** start of Material for the task **
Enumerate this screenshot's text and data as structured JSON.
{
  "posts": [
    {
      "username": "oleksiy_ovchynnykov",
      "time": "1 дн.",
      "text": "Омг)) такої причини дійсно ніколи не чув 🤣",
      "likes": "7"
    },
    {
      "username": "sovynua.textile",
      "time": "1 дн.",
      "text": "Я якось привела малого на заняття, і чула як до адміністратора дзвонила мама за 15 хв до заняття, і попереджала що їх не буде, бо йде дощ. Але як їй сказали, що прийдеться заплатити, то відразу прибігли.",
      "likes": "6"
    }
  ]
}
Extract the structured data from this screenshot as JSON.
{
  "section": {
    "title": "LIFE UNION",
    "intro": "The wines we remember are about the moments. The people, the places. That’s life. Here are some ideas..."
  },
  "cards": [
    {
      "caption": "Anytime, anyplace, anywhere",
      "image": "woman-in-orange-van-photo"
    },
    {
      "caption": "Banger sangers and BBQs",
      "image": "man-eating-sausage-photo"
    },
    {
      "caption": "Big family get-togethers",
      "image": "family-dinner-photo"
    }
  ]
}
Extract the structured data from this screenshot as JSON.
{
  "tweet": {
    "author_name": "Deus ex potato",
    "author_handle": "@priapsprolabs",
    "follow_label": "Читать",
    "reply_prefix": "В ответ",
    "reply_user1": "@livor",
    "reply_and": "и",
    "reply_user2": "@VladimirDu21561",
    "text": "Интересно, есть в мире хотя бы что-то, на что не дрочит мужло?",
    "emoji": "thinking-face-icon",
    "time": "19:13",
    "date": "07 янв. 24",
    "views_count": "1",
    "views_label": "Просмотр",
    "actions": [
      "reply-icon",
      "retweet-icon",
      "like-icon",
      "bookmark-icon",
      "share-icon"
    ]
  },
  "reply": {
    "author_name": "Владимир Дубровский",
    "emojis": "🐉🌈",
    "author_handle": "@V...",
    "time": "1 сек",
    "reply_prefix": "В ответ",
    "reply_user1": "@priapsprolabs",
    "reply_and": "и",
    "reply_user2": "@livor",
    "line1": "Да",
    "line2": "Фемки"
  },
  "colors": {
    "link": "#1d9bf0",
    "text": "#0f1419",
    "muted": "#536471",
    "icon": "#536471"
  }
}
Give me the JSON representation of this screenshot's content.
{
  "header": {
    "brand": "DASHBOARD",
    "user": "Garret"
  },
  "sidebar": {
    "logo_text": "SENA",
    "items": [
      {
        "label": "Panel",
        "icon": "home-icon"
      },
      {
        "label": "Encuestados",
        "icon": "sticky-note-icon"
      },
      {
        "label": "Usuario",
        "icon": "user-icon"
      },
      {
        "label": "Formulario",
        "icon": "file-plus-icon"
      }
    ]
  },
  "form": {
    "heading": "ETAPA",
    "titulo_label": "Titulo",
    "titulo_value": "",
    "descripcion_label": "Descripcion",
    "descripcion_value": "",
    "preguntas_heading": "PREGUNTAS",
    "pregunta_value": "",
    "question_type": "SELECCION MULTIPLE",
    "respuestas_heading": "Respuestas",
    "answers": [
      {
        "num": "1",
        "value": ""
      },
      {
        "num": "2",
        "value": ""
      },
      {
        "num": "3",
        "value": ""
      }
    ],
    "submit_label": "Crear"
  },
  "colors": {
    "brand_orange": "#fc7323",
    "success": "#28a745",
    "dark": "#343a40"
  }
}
** end of Material for the task **
_Work to do_
Repeat the records above exactly, leaving none out.

_Task result_
Enumerate this screenshot's text and data as structured JSON.
{
  "posts": [
    {
      "username": "oleksiy_ovchynnykov",
      "time": "1 дн.",
      "text": "Омг)) такої причини дійсно ніколи не чув 🤣",
      "likes": "7"
    },
    {
      "username": "sovynua.textile",
      "time": "1 дн.",
      "text": "Я якось привела малого на заняття, і чула як до адміністратора дзвонила мама за 15 хв до заняття, і попереджала що їх не буде, бо йде дощ. Але як їй сказали, що прийдеться заплатити, то відразу прибігли.",
      "likes": "6"
    }
  ]
}
Extract the structured data from this screenshot as JSON.
{
  "section": {
    "title": "LIFE UNION",
    "intro": "The wines we remember are about the moments. The people, the places. That’s life. Here are some ideas..."
  },
  "cards": [
    {
      "caption": "Anytime, anyplace, anywhere",
      "image": "woman-in-orange-van-photo"
    },
    {
      "caption": "Banger sangers and BBQs",
      "image": "man-eating-sausage-photo"
    },
    {
      "caption": "Big family get-togethers",
      "image": "family-dinner-photo"
    }
  ]
}
Extract the structured data from this screenshot as JSON.
{
  "tweet": {
    "author_name": "Deus ex potato",
    "author_handle": "@priapsprolabs",
    "follow_label": "Читать",
    "reply_prefix": "В ответ",
    "reply_user1": "@livor",
    "reply_and": "и",
    "reply_user2": "@VladimirDu21561",
    "text": "Интересно, есть в мире хотя бы что-то, на что не дрочит мужло?",
    "emoji": "thinking-face-icon",
    "time": "19:13",
    "date": "07 янв. 24",
    "views_count": "1",
    "views_label": "Просмотр",
    "actions": [
      "reply-icon",
      "retweet-icon",
      "like-icon",
      "bookmark-icon",
      "share-icon"
    ]
  },
  "reply": {
    "author_name": "Владимир Дубровский",
    "emojis": "🐉🌈",
    "author_handle": "@V...",
    "time": "1 сек",
    "reply_prefix": "В ответ",
    "reply_user1": "@priapsprolabs",
    "reply_and": "и",
    "reply_user2": "@livor",
    "line1": "Да",
    "line2": "Фемки"
  },
  "colors": {
    "link": "#1d9bf0",
    "text": "#0f1419",
    "muted": "#536471",
    "icon": "#536471"
  }
}
Give me the JSON representation of this screenshot's content.
{
  "header": {
    "brand": "DASHBOARD",
    "user": "Garret"
  },
  "sidebar": {
    "logo_text": "SENA",
    "items": [
      {
        "label": "Panel",
        "icon": "home-icon"
      },
      {
        "label": "Encuestados",
        "icon": "sticky-note-icon"
      },
      {
        "label": "Usuario",
        "icon": "user-icon"
      },
      {
        "label": "Formulario",
        "icon": "file-plus-icon"
      }
    ]
  },
  "form": {
    "heading": "ETAPA",
    "titulo_label": "Titulo",
    "titulo_value": "",
    "descripcion_label": "Descripcion",
    "descripcion_value": "",
    "preguntas_heading": "PREGUNTAS",
    "pregunta_value": "",
    "question_type": "SELECCION MULTIPLE",
    "respuestas_heading": "Respuestas",
    "answers": [
      {
        "num": "1",
        "value": ""
      },
      {
        "num": "2",
        "value": ""
      },
      {
        "num": "3",
        "value": ""
      }
    ],
    "submit_label": "Crear"
  },
  "colors": {
    "brand_orange": "#fc7323",
    "success": "#28a745",
    "dark": "#343a40"
  }
}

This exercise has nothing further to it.